**WORK ORDER**
Copy out all lines bearing the word "dengan" from the listing below.

::::

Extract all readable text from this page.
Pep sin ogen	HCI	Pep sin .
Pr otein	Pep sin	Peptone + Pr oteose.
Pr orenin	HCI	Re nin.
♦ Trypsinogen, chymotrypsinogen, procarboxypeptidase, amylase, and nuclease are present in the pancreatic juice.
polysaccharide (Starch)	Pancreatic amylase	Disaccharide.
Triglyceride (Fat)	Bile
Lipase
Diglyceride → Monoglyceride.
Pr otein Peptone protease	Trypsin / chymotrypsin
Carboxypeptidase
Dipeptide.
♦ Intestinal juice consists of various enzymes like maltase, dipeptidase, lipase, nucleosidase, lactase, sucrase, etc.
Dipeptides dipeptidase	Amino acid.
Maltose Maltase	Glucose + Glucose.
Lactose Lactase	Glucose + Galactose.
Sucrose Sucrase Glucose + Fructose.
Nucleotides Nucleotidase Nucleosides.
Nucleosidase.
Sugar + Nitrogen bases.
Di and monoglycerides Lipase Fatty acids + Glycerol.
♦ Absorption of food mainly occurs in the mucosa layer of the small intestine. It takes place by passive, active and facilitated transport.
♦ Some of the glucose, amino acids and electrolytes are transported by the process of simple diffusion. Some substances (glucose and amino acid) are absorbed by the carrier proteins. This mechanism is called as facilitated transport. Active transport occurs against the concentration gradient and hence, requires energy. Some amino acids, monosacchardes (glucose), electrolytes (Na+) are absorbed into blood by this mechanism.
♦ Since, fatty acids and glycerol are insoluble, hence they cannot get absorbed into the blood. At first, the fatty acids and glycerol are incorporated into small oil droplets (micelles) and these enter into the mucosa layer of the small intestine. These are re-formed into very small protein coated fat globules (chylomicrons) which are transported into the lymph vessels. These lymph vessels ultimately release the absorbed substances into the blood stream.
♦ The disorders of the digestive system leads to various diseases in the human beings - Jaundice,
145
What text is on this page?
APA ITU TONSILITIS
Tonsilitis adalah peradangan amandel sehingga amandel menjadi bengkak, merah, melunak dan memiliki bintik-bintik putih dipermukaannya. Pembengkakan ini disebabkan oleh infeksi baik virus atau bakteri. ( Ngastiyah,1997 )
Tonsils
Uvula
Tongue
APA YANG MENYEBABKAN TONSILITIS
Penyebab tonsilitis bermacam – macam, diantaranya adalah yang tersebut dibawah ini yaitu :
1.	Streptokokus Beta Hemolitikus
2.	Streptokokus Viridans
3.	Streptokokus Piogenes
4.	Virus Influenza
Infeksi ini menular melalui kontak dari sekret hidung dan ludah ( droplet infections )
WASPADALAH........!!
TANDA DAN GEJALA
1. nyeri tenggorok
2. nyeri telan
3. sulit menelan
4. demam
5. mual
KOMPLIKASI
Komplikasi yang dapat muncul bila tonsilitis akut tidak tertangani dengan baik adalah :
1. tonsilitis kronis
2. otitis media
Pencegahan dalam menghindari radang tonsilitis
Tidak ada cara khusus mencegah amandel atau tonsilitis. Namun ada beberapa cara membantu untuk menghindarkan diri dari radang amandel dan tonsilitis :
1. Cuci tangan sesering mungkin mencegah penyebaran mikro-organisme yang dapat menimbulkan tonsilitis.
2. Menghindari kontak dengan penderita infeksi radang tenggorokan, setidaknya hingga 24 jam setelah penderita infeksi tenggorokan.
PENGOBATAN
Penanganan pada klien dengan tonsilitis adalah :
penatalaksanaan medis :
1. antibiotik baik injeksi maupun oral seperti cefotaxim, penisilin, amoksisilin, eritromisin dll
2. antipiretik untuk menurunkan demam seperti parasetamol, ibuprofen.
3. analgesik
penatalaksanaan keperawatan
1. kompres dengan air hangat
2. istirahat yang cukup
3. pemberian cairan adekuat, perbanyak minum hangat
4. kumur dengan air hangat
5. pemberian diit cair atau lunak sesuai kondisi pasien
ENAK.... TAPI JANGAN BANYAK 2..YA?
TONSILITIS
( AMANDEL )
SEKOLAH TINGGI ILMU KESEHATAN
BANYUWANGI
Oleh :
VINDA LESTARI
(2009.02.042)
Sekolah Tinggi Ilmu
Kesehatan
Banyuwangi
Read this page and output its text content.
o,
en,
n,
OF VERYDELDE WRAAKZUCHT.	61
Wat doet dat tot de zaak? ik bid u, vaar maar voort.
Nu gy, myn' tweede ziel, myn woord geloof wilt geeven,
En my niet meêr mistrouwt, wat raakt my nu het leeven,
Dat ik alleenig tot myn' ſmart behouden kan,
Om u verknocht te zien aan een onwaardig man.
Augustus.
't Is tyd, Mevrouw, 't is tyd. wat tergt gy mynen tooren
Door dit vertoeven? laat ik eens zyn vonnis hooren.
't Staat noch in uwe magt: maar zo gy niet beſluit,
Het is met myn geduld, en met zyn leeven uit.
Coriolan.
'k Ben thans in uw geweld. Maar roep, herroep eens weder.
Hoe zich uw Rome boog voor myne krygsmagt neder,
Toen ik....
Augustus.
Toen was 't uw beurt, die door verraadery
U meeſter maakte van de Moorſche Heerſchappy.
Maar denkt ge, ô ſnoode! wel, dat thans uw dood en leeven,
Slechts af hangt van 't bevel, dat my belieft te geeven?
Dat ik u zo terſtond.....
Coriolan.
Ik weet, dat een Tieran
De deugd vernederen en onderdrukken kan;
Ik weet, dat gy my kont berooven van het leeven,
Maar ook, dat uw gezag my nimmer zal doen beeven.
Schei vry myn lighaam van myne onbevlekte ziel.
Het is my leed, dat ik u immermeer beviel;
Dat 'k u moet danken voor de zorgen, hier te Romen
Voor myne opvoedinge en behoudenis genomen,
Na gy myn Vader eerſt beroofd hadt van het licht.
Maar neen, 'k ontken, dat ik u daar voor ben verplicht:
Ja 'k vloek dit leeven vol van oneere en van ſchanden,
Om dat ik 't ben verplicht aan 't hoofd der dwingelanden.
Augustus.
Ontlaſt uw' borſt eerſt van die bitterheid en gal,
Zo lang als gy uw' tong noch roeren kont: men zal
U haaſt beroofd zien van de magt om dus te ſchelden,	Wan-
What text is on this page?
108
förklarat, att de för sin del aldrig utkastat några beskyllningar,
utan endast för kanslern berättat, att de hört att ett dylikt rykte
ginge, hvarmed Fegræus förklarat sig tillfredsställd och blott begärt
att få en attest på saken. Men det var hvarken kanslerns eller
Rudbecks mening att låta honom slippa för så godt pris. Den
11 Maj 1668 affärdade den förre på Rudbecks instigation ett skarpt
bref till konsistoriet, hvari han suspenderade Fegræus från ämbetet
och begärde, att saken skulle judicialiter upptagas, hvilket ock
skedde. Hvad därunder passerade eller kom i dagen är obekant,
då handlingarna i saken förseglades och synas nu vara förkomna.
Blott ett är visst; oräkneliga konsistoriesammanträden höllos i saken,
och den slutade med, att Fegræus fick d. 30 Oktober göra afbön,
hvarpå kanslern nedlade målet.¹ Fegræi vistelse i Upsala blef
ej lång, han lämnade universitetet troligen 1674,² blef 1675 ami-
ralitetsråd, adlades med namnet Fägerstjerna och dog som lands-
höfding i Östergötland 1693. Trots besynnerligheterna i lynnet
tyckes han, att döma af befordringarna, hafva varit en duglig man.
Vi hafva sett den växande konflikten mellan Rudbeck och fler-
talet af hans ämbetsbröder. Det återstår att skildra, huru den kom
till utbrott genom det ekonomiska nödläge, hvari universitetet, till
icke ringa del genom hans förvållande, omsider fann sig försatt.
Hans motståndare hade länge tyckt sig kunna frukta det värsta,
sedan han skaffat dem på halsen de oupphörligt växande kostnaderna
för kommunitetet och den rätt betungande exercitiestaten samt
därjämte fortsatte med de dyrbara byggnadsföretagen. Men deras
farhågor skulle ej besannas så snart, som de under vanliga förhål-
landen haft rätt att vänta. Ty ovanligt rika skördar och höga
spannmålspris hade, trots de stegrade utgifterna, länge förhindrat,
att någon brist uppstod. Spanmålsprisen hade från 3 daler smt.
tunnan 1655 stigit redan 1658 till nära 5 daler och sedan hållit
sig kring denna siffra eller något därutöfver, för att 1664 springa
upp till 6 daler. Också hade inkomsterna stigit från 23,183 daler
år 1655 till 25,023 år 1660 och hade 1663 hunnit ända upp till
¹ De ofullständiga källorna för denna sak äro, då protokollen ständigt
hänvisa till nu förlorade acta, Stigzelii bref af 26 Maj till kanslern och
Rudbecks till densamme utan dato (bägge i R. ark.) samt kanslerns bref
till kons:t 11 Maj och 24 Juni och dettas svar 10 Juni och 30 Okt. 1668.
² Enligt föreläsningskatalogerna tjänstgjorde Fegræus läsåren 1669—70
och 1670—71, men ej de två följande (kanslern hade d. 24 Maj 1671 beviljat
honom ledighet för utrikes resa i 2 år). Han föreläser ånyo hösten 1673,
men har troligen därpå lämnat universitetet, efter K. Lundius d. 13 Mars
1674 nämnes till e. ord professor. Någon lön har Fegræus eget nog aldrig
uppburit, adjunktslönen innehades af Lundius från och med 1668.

::::

**WRITTEN ANSWER**
Komplikasi yang dapat muncul bila tonsilitis akut tidak tertangani dengan baik adalah :
2. Menghindari kontak dengan penderita infeksi radang tenggorokan, setidaknya hingga 24 jam setelah penderita infeksi tenggorokan.
Penanganan pada klien dengan tonsilitis adalah :
1. kompres dengan air hangat
4. kumur dengan air hangat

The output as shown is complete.